Given problem - Scan the lines below; pull out those with "process".

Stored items
-.-.-
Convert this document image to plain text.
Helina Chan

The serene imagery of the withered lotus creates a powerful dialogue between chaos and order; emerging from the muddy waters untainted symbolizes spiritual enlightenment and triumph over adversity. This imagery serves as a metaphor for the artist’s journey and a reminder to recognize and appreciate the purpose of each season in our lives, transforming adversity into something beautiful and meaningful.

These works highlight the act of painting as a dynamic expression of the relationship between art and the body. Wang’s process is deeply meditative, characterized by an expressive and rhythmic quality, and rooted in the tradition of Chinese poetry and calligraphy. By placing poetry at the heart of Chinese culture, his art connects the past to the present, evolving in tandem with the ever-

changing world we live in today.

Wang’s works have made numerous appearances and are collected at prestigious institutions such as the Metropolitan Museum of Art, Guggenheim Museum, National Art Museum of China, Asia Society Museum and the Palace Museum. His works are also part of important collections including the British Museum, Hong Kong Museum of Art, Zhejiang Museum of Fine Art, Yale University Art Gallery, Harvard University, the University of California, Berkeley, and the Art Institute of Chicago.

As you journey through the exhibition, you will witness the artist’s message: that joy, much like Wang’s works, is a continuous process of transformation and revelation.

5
-.-.-
Task result -
These works highlight the act of painting as a dynamic expression of the relationship between art and the body. Wang’s process is deeply meditative, characterized by an expressive and rhythmic quality, and rooted in the tradition of Chinese poetry and calligraphy. By placing poetry at the heart of Chinese culture, his art connects the past to the present, evolving in tandem with the ever-
As you journey through the exhibition, you will witness the artist’s message: that joy, much like Wang’s works, is a continuous process of transformation and revelation.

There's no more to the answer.